#### [Brano di partenza]
===============

La svolta degli intellettuali: "Accusiamo Cuba"

Dalla Rassegna stampa

Una ventina di donne vestite di bianco camminano silenziose. Dall'altra parte della strada centinaia di ragazzi, uomini e altre donne inferocite. Gridano e insultano, «vergognatevi», «andate via», «viva la Revolución!».
Succede spesso all'incrocio tra la 23esima strada e la L, nel cuore dell'Avana, ed è un confronto
iniquo: dalla parte dei manifestanti più numerosi c'è anche la polizia. Le donne vengono lasciate stare, ma chi osa seguirle nella sfilata silenziosa, o grida qualcosa a loro favore, può essere fermato e portato via. Organizzata o spontanea che sia, la contromanifestazione contro le «damas de bianco» cubane è una misura triste: vuole mostrare l'enorme squilibrio che tuttora esiste sull'isola tra chi appoggia il regime, o è rassegnato allo status quo o comunque non intende far nulla per cambiare le cose, e chi invece crede che la libertà di espressione sia un bene irrinunciabile.

===============

Voci di dati archiviate:

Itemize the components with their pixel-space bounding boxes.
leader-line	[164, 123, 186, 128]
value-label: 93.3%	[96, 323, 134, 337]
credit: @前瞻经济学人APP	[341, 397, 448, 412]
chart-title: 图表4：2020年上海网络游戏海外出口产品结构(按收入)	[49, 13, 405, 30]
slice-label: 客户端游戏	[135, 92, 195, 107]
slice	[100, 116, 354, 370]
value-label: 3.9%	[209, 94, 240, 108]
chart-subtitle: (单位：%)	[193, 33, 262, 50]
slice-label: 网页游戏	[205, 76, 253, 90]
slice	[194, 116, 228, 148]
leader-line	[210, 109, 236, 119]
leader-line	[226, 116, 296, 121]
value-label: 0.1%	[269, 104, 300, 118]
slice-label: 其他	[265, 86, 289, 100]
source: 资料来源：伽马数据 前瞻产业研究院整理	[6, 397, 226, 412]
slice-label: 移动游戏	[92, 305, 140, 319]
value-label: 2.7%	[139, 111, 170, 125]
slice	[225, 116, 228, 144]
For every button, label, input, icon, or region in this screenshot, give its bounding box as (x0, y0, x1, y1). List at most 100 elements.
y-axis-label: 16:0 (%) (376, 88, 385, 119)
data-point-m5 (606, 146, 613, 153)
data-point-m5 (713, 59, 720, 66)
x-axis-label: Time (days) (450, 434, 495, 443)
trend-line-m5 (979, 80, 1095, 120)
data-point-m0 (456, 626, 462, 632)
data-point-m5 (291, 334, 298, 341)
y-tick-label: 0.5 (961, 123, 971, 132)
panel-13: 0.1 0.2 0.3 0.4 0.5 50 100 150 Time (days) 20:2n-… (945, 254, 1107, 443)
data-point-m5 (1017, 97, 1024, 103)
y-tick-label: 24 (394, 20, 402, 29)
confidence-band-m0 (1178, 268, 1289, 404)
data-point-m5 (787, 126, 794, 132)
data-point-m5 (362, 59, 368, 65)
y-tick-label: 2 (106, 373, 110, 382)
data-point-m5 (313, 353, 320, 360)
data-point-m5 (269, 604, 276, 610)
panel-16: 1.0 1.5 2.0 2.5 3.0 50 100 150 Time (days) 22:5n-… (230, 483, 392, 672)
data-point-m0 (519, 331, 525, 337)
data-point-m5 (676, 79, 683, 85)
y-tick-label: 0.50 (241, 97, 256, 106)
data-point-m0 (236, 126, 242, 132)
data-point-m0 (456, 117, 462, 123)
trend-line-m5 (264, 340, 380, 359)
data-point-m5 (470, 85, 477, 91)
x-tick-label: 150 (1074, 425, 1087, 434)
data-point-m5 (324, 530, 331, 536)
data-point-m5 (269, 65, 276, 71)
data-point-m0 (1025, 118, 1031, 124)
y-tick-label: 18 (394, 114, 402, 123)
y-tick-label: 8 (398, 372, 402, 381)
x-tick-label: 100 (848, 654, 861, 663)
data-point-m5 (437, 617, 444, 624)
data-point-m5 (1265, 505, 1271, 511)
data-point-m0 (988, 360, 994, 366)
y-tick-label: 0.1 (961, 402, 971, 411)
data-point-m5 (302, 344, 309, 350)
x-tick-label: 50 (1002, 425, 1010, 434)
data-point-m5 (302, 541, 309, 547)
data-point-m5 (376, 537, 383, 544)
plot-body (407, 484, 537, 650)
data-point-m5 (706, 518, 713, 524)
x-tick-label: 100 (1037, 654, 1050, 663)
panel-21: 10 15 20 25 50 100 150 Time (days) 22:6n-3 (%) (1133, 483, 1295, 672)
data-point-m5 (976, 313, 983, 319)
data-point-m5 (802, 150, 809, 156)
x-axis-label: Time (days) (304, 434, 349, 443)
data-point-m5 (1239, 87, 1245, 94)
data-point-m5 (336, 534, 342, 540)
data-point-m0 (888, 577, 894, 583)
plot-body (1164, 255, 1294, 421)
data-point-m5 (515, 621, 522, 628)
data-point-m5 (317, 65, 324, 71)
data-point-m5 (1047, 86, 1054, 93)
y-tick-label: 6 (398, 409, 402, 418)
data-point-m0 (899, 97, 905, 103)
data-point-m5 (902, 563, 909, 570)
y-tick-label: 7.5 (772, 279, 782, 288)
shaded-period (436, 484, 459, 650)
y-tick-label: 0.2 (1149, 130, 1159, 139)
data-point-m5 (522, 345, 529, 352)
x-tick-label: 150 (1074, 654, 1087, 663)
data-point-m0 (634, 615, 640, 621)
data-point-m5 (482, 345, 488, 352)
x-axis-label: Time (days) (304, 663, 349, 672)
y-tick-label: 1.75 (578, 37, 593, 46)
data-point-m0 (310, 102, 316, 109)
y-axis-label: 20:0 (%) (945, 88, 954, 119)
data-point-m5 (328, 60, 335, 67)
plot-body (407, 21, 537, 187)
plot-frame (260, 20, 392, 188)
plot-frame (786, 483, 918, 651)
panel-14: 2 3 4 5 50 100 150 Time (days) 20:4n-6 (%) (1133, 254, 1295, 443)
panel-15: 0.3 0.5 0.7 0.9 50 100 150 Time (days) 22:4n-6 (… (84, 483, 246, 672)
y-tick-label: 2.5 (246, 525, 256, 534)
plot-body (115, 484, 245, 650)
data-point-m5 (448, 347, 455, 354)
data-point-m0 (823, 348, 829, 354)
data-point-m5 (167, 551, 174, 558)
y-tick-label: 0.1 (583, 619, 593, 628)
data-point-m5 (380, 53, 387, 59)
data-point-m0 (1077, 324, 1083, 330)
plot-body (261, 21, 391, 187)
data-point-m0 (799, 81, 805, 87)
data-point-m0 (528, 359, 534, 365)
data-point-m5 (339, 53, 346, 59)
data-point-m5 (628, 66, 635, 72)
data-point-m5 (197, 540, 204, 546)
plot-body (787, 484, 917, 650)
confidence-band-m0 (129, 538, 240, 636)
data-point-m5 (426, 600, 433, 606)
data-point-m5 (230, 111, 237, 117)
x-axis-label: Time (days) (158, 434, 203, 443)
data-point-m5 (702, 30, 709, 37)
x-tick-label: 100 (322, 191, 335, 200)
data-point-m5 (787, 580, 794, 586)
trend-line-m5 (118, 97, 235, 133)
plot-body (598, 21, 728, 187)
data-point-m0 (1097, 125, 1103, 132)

===============

#### [Esercizi]
(1) Sostituisci "polizia" con "milizia" e riscrivi il brano su Cuba da "Succede spesso all'incrocio" fino a "un bene irrinunciabile." compreso.
(2) Continua per favore il brano su Cuba a partire dall'ultima frase riportata.

#### [Soluzioni]
(1)
Succede spesso all'incrocio tra la 23esima strada e la L, nel cuore dell'Avana, ed è un confronto
iniquo: dalla parte dei manifestanti più numerosi c'è anche la milizia. Le donne vengono lasciate stare, ma chi osa seguirle nella sfilata silenziosa, o grida qualcosa a loro favore, può essere fermato e portato via. Organizzata o spontanea che sia, la contromanifestazione contro le «damas de bianco» cubane è una misura triste: vuole mostrare l'enorme squilibrio che tuttora esiste sull'isola tra chi appoggia il regime, o è rassegnato allo status quo o comunque non intende far nulla per cambiare le cose, e chi invece crede che la libertà di espressione sia un bene irrinunciabile.

(2)
Sono giorni tesi a Cuba e la tradizionale sfilata di madri e parenti dei detenuti politici non passa inosservata. E' appena morto un dissidente per sciopero della fame (Orlando Zapata), un altro, Guillermo Farinas, è ricoverato in ospedale e rischia la stessa fine. Ieri ha fatto appello al governo italiano, tramite una intervista all'Ansa: Roma dovrebbe condannare Cuba indipendentemente dalle posizioni comuni europee. Si tratta poi di un anniversario di peso: sette anni fa iniziava la cosiddetta «primavera nera», la stretta inattesa del regime contro il dissenso. Sogno dei dissidenti è ora dar vita a una settimana di manifestazioni e proteste, qualcosa che non si è mai visto in mezzo secolo di rivoluzione. Quell'anno vennero arrestati in 75, alcuni portandosi in carcere condanne pesanti; qualche giorno dopo i responsabili del dirottamento di un traghetto vennero addirittura fucilati. La comunità internazionale reagì e l'Unione europea decise sanzioni, seppure blande, contro il governo di Fidel Castro. Poi queste misure vennero gradualmente smantellate, in nome del turismo e dell'intercambio commerciale.
Quell'anno, era il 2003, fu la Spagna dell'allora premier di destra José Maria Aznar a guidare il fronte delle pressioni. Allo stesso modo, di recente, è stato il suo successore Zapatero il principale fautore del disgelo verso l'isola. I rapporti privilegiati con Madrid rendono dunque di particolare peso le 6.000 firme raccolte in questi giorni in Spagna, sotto il titolo di «Io accuso il governo cubano», un documento al quale hanno aderito numerosi nomi della cultura non sospettabili - per usare l'espressione tipica - di essere al soldo degli Stati Uniti o della mafia di Miami. Pedro Almodóvar, Willy Toledo, Miguel Bosé, Fernando Savater, Mario Vargas Llosa sono alcuni dei nomi peri quali è necessaria la «liberazione immediata e senza condizioni» dei detenuti politici a Cuba.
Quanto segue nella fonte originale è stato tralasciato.